-- Start DOCUMENT SEGMENT --

2020-04-16 15:45:50 UTC - matt_innerspace.io: any chance we can get another 
docker image for `2.5.1 rc4`?  Or instructions on how to do it?  cc: @Addison 
Higham?
----
2020-04-16 15:50:22 UTC - Addison Higham: building the docker images is 
*fairly* straightforward `mvn package -Pdocker -DskipTests`  but it works best 
in a new clone of the repo, their tends to be a few droppings left behind that 
aren't properly cleaned up (the c++/python client build leaves around some 
files on disk that need to be cleaned up)
----
2020-04-16 15:50:44 UTC - Addison Higham: that produces images with the 
`apachepulsar/pulsar-all` name, I just re-tag them and push
----
2020-04-16 15:50:51 UTC - Addison Higham: but, I am kicking off a build right 
now :slightly_smiling_face:
----
2020-04-16 15:51:00 UTC - Addison Higham: will push and let you know when it is 
done
+1 : matt_innerspace.io
----
2020-04-16 15:51:49 UTC - matt_innerspace.io: do you do the build in the 
`apachepulsar/pulsar-build` container?
----
2020-04-16 16:22:12 UTC - Addison Higham: I don't run anything in there 
directly, the mvn process does use that container though, but I don't believe 
any java compilation happens there
----
2020-04-16 17:53:03 UTC - Sijie Guo: @matt_innerspace.io you can try this 
`docker pull streamnative/pulsar-all:v2.5.1-candidate-4`
+1 : matt_innerspace.io, Konstantinos Papalias
----
2020-04-16 18:07:22 UTC - Addison Higham: woohoo! I was having issues with a 
build on mine that I got distracted on (though I think I did just figure it out)

-- End DOCUMENT SEGMENT --
-- Start SUPPLIED MATERIAL --

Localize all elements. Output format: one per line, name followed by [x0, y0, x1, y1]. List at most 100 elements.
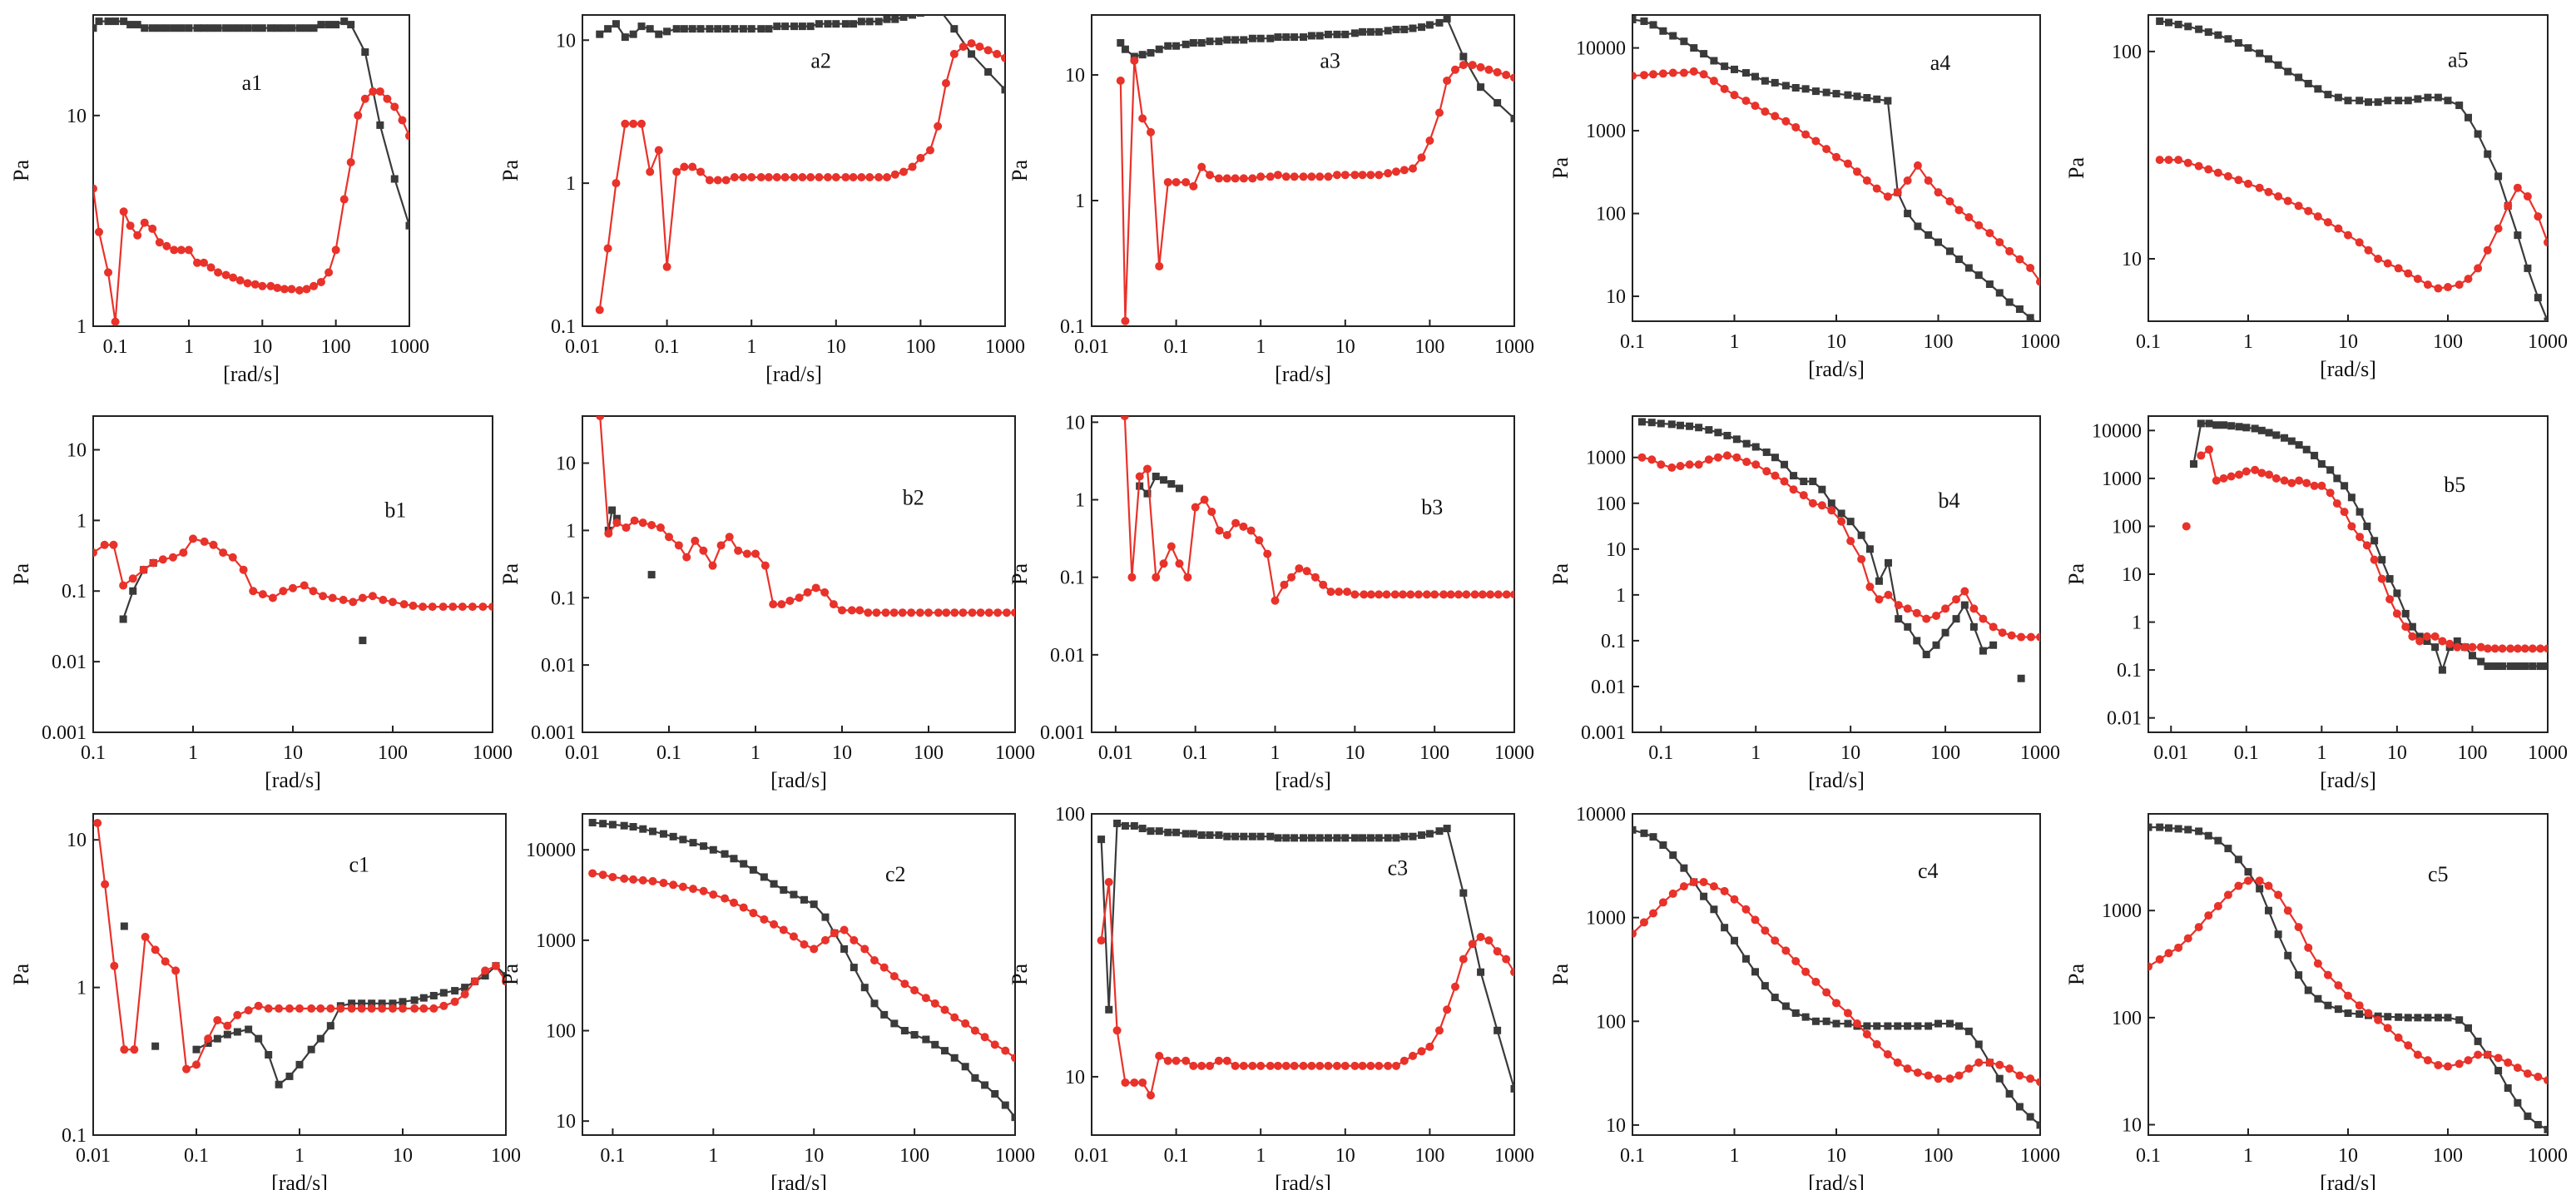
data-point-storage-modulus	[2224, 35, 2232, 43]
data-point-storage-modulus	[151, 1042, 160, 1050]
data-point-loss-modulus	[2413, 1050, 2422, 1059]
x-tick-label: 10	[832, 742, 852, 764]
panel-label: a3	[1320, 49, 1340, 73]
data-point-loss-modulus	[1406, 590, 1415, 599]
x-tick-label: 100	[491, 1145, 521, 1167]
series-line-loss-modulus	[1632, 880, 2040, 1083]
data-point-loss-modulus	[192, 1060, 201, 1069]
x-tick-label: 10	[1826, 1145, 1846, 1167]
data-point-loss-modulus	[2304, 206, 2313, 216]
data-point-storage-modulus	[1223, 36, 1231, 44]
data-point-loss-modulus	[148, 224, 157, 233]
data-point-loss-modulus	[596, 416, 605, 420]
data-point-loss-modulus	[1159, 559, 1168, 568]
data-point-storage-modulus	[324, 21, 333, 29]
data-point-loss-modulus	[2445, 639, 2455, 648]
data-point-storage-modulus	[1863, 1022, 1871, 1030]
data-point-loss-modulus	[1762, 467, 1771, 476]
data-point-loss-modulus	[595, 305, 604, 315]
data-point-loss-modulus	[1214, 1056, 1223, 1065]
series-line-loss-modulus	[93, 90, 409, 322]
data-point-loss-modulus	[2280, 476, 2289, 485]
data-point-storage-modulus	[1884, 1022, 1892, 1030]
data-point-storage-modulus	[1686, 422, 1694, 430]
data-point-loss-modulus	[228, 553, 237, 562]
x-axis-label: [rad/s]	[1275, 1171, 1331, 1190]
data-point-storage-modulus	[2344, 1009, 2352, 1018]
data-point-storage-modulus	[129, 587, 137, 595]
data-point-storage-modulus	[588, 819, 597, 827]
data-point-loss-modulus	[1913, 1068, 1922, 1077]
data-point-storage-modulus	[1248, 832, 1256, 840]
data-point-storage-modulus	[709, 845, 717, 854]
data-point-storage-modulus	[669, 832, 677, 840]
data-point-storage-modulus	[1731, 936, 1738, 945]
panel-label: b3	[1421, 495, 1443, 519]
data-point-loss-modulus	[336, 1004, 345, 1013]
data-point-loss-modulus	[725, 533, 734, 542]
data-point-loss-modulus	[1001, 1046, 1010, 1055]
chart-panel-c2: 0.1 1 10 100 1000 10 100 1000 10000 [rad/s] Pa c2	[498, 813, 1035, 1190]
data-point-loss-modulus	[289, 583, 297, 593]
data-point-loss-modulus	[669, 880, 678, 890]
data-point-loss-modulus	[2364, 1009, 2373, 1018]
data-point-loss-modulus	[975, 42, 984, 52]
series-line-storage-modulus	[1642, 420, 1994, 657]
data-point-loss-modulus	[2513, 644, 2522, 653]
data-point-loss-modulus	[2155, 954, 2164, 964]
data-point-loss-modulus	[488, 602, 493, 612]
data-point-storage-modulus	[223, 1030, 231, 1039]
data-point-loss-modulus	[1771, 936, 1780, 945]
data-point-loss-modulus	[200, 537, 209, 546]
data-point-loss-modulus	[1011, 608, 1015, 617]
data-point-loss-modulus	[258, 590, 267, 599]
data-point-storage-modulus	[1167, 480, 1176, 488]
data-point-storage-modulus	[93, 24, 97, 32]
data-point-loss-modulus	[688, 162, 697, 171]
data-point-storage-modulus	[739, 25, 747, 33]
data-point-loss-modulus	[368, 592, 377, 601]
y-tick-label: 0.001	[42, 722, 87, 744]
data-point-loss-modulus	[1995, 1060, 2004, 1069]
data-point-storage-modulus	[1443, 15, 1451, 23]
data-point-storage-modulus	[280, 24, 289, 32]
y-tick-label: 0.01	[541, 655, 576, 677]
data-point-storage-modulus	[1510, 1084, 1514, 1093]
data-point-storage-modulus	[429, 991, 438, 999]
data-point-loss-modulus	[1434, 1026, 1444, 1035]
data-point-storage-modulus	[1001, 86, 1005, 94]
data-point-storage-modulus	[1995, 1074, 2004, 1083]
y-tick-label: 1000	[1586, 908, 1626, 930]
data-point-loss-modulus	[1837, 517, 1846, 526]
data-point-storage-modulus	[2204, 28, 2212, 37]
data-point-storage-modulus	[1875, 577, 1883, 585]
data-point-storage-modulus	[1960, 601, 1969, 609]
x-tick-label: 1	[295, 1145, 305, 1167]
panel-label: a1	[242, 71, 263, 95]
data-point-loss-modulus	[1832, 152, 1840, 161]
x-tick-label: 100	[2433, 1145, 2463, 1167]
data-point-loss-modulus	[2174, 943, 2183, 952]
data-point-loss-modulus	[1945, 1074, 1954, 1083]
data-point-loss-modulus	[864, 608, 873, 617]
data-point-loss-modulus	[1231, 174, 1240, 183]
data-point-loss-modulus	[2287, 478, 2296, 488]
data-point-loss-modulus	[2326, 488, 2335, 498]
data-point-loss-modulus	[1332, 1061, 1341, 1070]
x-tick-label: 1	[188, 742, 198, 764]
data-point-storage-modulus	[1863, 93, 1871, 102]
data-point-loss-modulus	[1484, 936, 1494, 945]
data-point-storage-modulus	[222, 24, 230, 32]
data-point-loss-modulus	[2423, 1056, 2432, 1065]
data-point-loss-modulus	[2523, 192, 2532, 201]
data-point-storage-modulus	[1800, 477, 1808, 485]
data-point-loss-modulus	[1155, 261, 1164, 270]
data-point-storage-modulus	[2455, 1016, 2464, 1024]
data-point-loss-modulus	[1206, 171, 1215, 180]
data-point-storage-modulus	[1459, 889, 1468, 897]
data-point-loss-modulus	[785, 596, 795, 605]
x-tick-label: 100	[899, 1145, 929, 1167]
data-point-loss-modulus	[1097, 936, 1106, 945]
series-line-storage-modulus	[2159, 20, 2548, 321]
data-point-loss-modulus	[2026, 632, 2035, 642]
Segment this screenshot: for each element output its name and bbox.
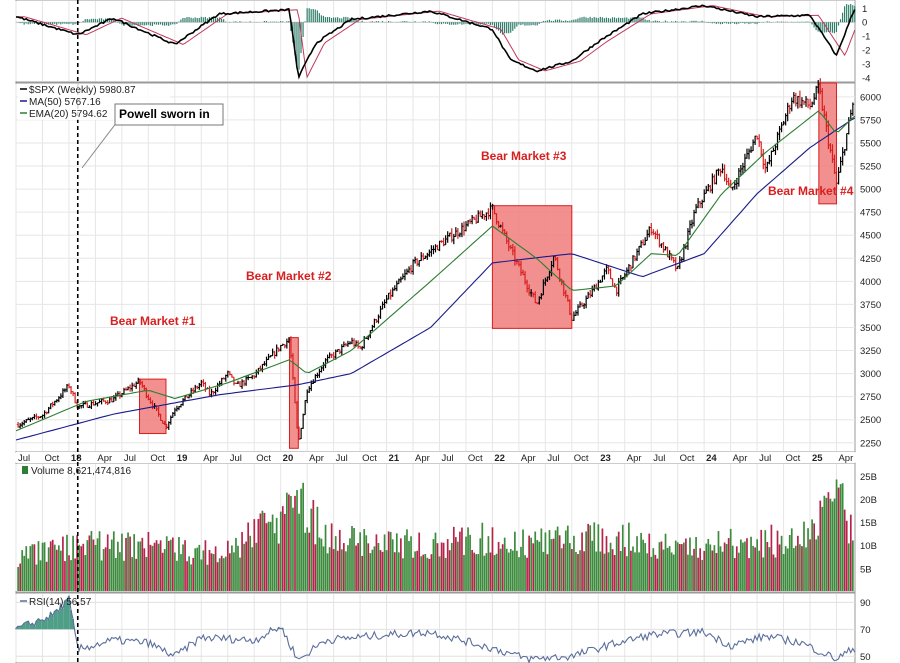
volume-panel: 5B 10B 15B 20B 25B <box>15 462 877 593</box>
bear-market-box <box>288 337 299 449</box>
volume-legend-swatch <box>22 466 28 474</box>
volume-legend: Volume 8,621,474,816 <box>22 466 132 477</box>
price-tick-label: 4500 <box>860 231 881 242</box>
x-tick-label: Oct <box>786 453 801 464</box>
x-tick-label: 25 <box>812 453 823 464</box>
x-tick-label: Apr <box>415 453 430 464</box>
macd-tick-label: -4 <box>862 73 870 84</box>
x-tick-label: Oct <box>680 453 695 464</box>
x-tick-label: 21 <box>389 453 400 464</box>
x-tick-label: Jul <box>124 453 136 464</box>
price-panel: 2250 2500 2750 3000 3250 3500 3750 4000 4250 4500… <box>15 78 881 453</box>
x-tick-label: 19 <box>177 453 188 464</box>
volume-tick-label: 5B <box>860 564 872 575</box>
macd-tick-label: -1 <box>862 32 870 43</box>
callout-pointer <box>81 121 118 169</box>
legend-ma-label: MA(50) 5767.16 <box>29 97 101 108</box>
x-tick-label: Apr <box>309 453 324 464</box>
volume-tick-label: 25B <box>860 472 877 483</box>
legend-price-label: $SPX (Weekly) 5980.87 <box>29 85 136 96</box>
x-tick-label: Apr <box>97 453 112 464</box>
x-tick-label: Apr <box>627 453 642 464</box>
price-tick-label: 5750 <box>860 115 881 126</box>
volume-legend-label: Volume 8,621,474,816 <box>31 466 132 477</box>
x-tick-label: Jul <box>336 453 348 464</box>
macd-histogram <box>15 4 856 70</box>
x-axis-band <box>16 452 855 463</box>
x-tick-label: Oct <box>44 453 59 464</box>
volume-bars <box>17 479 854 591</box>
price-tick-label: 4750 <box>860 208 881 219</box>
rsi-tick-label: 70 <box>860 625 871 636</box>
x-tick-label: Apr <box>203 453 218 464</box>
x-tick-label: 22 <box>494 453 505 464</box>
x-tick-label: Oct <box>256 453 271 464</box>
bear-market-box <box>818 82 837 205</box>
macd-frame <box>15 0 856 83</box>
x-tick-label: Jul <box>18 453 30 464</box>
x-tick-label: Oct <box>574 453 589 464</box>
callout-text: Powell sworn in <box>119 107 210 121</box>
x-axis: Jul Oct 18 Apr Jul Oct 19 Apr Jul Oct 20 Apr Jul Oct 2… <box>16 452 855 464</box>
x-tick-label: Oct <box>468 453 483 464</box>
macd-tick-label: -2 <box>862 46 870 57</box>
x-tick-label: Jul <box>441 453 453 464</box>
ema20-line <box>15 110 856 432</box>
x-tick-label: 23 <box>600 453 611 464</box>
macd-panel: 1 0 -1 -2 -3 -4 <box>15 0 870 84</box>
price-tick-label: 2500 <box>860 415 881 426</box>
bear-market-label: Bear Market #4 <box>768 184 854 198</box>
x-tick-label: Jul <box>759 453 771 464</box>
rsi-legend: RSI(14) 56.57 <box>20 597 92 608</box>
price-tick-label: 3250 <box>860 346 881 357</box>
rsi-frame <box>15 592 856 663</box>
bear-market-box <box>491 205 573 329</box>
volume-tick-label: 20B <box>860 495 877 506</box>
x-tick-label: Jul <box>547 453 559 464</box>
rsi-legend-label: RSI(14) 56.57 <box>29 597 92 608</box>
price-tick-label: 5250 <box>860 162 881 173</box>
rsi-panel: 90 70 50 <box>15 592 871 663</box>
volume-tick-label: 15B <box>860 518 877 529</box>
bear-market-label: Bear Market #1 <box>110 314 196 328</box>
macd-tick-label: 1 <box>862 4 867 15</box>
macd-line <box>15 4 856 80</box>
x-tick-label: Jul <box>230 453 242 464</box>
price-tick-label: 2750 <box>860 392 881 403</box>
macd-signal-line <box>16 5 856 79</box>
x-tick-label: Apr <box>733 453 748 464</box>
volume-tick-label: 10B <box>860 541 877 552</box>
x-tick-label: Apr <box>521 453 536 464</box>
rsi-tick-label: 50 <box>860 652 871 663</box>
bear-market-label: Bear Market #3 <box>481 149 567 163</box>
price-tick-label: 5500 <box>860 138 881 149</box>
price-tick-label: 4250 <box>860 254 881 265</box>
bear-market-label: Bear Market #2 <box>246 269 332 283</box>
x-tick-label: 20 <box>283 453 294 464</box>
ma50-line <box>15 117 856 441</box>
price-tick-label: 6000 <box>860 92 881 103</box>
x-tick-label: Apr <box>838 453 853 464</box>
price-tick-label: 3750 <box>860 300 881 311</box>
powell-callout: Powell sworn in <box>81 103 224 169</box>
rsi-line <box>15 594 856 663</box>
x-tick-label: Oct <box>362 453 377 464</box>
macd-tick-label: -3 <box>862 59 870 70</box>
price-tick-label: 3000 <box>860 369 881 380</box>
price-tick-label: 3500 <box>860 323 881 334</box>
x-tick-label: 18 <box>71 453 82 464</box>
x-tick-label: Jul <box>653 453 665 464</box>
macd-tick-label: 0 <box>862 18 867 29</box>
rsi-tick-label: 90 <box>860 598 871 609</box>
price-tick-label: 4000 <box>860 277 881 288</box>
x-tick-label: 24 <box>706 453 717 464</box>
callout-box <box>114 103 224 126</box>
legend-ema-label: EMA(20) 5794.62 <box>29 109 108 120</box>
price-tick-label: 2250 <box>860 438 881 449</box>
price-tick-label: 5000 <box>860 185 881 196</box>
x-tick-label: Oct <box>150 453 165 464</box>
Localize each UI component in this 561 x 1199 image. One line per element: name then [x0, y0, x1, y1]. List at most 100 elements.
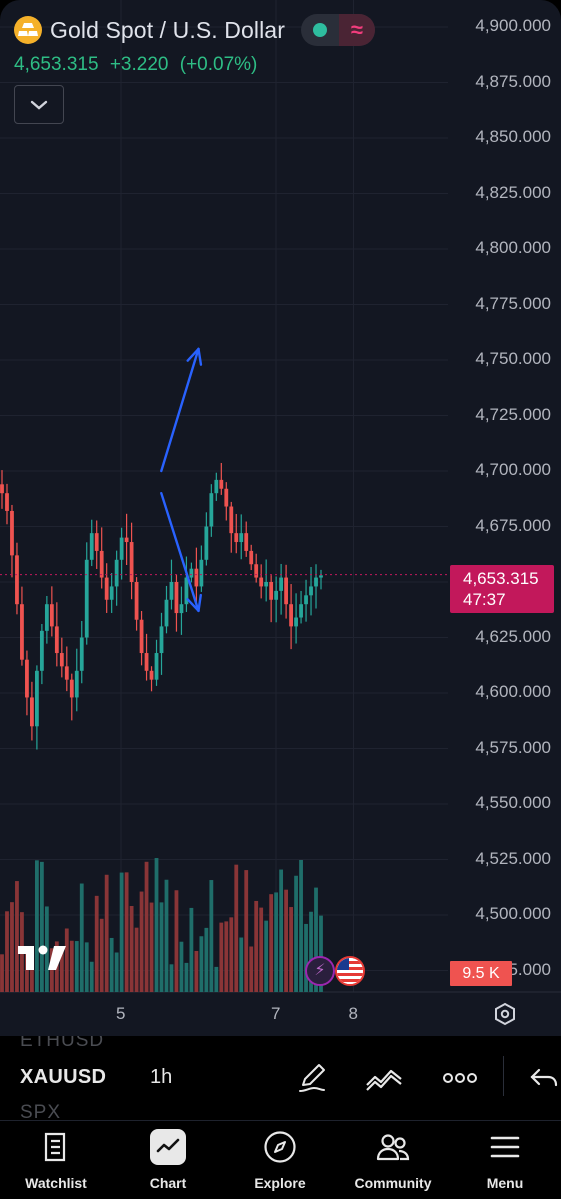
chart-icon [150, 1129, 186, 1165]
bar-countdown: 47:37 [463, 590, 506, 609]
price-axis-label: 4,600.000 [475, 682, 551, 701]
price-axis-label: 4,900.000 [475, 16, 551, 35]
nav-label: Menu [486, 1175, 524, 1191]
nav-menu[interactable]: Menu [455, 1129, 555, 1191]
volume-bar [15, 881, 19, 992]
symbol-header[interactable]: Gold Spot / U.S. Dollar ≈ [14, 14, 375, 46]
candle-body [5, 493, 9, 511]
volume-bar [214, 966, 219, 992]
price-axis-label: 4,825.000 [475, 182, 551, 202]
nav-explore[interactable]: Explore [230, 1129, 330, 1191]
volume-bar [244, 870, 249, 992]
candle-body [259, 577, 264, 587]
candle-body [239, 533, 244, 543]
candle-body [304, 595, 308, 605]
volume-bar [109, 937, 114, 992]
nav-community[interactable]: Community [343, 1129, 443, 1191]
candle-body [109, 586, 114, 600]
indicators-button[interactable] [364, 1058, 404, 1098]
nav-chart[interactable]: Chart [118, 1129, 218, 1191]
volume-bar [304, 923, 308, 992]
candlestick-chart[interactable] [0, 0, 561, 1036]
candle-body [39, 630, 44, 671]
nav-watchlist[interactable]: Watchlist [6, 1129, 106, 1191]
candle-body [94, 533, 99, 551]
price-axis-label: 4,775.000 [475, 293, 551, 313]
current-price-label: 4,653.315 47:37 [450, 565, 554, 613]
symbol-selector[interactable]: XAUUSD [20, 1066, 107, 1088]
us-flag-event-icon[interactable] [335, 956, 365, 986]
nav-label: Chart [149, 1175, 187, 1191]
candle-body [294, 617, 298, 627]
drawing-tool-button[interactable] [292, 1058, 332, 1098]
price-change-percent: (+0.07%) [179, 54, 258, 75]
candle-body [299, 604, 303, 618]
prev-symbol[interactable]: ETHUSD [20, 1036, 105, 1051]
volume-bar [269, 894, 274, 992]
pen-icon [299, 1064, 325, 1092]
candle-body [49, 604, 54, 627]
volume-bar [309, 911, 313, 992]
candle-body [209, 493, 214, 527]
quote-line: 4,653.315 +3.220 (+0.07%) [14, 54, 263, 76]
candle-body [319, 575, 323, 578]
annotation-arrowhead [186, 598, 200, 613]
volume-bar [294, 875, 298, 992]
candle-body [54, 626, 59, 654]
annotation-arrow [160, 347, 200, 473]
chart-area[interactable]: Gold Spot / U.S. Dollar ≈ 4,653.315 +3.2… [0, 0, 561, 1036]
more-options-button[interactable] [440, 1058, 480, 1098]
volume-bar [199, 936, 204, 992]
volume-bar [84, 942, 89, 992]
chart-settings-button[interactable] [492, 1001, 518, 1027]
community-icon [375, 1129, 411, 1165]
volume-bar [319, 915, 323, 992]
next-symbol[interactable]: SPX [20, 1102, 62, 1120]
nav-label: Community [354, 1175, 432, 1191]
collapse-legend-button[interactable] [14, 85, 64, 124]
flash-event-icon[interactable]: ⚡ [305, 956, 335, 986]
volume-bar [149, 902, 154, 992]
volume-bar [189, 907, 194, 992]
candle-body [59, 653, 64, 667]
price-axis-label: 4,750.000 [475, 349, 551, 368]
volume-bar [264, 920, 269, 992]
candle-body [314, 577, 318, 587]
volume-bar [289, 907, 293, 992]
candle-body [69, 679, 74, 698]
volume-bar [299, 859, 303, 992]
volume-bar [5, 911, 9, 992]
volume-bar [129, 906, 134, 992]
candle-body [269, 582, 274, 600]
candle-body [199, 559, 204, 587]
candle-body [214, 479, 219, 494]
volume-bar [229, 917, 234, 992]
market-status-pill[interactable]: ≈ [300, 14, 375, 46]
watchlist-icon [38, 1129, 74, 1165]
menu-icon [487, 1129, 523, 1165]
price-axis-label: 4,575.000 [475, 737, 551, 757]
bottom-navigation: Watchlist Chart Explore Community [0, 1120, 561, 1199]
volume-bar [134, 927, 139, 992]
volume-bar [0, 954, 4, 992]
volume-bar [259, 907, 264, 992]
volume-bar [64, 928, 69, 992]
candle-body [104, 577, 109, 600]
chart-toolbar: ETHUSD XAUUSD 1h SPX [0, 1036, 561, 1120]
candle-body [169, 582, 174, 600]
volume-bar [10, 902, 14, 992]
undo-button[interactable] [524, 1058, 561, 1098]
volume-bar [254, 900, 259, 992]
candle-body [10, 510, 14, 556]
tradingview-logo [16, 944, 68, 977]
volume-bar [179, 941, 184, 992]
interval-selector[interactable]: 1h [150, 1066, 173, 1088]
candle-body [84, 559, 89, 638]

-- End SUPPLIED MATERIAL --

◆ WRITTEN REQUEST 1 ◆
Repeat the portion of the chat thread that opens with the words containing "2020-04-16 15:45:50 UTC" and closes with "be cleaned up)".
◆ WRITTEN REQUEST 2 ◆
Tally the lines in the entries that contain the string "frame", and give only the number.
The chat thread and the entries come from unrelated sources.

◆ OUTPUT 1 ◆
2020-04-16 15:45:50 UTC - matt_innerspace.io: any chance we can get another 
docker image for `2.5.1 rc4`?  Or instructions on how to do it?  cc: @Addison 
Higham?
----
2020-04-16 15:50:22 UTC - Addison Higham: building the docker images is 
*fairly* straightforward `mvn package -Pdocker -DskipTests`  but it works best 
in a new clone of the repo, their tends to be a few droppings left behind that 
aren't properly cleaned up (the c++/python client build leaves around some 
files on disk that need to be cleaned up)

◆ OUTPUT 2 ◆
2